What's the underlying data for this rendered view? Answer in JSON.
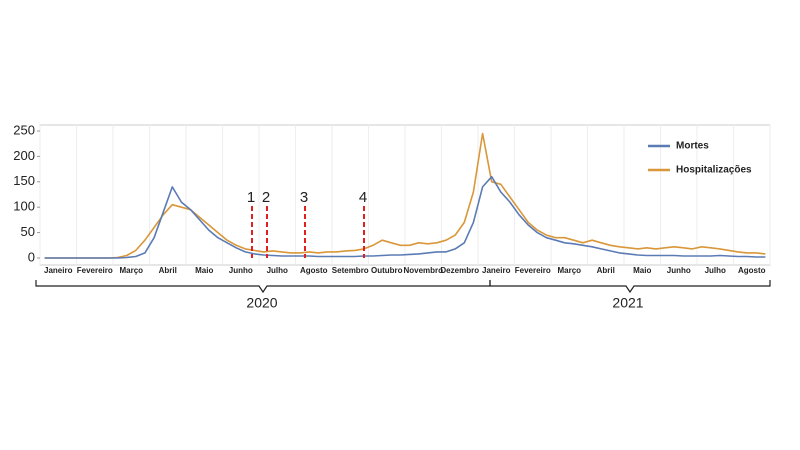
{
  "chart_data": {
    "type": "line",
    "categories": [
      null,
      "Janeiro",
      null,
      null,
      null,
      "Fevereiro",
      null,
      null,
      null,
      "Março",
      null,
      null,
      null,
      "Abril",
      null,
      null,
      null,
      "Maio",
      null,
      null,
      null,
      "Junho",
      null,
      null,
      null,
      "Julho",
      null,
      null,
      null,
      "Agosto",
      null,
      null,
      null,
      "Setembro",
      null,
      null,
      null,
      "Outubro",
      null,
      null,
      null,
      "Novembro",
      null,
      null,
      null,
      "Dezembro",
      null,
      null,
      null,
      "Janeiro",
      null,
      null,
      null,
      "Fevereiro",
      null,
      null,
      null,
      "Março",
      null,
      null,
      null,
      "Abril",
      null,
      null,
      null,
      "Maio",
      null,
      null,
      null,
      "Junho",
      null,
      null,
      null,
      "Julho",
      null,
      null,
      null,
      "Agosto",
      null,
      null
    ],
    "series": [
      {
        "name": "Mortes",
        "color": "#5b7bb5",
        "values": [
          0,
          0,
          0,
          0,
          0,
          0,
          0,
          0,
          0,
          1,
          3,
          10,
          40,
          90,
          140,
          110,
          95,
          75,
          55,
          40,
          30,
          20,
          12,
          8,
          6,
          5,
          4,
          4,
          4,
          4,
          3,
          3,
          3,
          3,
          3,
          4,
          4,
          5,
          6,
          6,
          7,
          8,
          10,
          12,
          12,
          18,
          30,
          70,
          140,
          160,
          130,
          110,
          85,
          65,
          50,
          40,
          35,
          30,
          28,
          25,
          22,
          18,
          14,
          10,
          8,
          6,
          5,
          5,
          5,
          5,
          4,
          4,
          4,
          4,
          5,
          4,
          3,
          3,
          2,
          2
        ]
      },
      {
        "name": "Hospitalizações",
        "color": "#d9973a",
        "values": [
          0,
          0,
          0,
          0,
          0,
          0,
          0,
          0,
          1,
          5,
          15,
          35,
          60,
          85,
          105,
          100,
          95,
          80,
          65,
          50,
          35,
          25,
          18,
          15,
          12,
          14,
          12,
          10,
          10,
          12,
          10,
          12,
          12,
          14,
          15,
          18,
          25,
          35,
          30,
          25,
          25,
          30,
          28,
          30,
          35,
          45,
          70,
          130,
          245,
          150,
          145,
          120,
          95,
          70,
          55,
          45,
          40,
          40,
          35,
          30,
          35,
          30,
          25,
          22,
          20,
          18,
          20,
          18,
          20,
          22,
          20,
          18,
          22,
          20,
          18,
          15,
          12,
          10,
          10,
          8
        ]
      }
    ],
    "ylim": [
      0,
      250
    ],
    "yticks": [
      0,
      50,
      100,
      150,
      200,
      250
    ],
    "grid": true,
    "legend": "top-right",
    "markers": [
      "1",
      "2",
      "3",
      "4"
    ],
    "year_labels": [
      "2020",
      "2021"
    ]
  }
}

========================

Strip the images and reproduce the remaining records precisely.

Correct output »
What's the underlying data for this rendered view? Answer in JSON.
{
  "chart_data": {
    "type": "line",
    "categories": [
      null,
      "Janeiro",
      null,
      null,
      null,
      "Fevereiro",
      null,
      null,
      null,
      "Março",
      null,
      null,
      null,
      "Abril",
      null,
      null,
      null,
      "Maio",
      null,
      null,
      null,
      "Junho",
      null,
      null,
      null,
      "Julho",
      null,
      null,
      null,
      "Agosto",
      null,
      null,
      null,
      "Setembro",
      null,
      null,
      null,
      "Outubro",
      null,
      null,
      null,
      "Novembro",
      null,
      null,
      null,
      "Dezembro",
      null,
      null,
      null,
      "Janeiro",
      null,
      null,
      null,
      "Fevereiro",
      null,
      null,
      null,
      "Março",
      null,
      null,
      null,
      "Abril",
      null,
      null,
      null,
      "Maio",
      null,
      null,
      null,
      "Junho",
      null,
      null,
      null,
      "Julho",
      null,
      null,
      null,
      "Agosto",
      null,
      null
    ],
    "series": [
      {
        "name": "Mortes",
        "color": "#5b7bb5",
        "values": [
          0,
          0,
          0,
          0,
          0,
          0,
          0,
          0,
          0,
          1,
          3,
          10,
          40,
          90,
          140,
          110,
          95,
          75,
          55,
          40,
          30,
          20,
          12,
          8,
          6,
          5,
          4,
          4,
          4,
          4,
          3,
          3,
          3,
          3,
          3,
          4,
          4,
          5,
          6,
          6,
          7,
          8,
          10,
          12,
          12,
          18,
          30,
          70,
          140,
          160,
          130,
          110,
          85,
          65,
          50,
          40,
          35,
          30,
          28,
          25,
          22,
          18,
          14,
          10,
          8,
          6,
          5,
          5,
          5,
          5,
          4,
          4,
          4,
          4,
          5,
          4,
          3,
          3,
          2,
          2
        ]
      },
      {
        "name": "Hospitalizações",
        "color": "#d9973a",
        "values": [
          0,
          0,
          0,
          0,
          0,
          0,
          0,
          0,
          1,
          5,
          15,
          35,
          60,
          85,
          105,
          100,
          95,
          80,
          65,
          50,
          35,
          25,
          18,
          15,
          12,
          14,
          12,
          10,
          10,
          12,
          10,
          12,
          12,
          14,
          15,
          18,
          25,
          35,
          30,
          25,
          25,
          30,
          28,
          30,
          35,
          45,
          70,
          130,
          245,
          150,
          145,
          120,
          95,
          70,
          55,
          45,
          40,
          40,
          35,
          30,
          35,
          30,
          25,
          22,
          20,
          18,
          20,
          18,
          20,
          22,
          20,
          18,
          22,
          20,
          18,
          15,
          12,
          10,
          10,
          8
        ]
      }
    ],
    "ylim": [
      0,
      250
    ],
    "yticks": [
      0,
      50,
      100,
      150,
      200,
      250
    ],
    "grid": true,
    "legend": "top-right",
    "markers": [
      "1",
      "2",
      "3",
      "4"
    ],
    "year_labels": [
      "2020",
      "2021"
    ]
  }
}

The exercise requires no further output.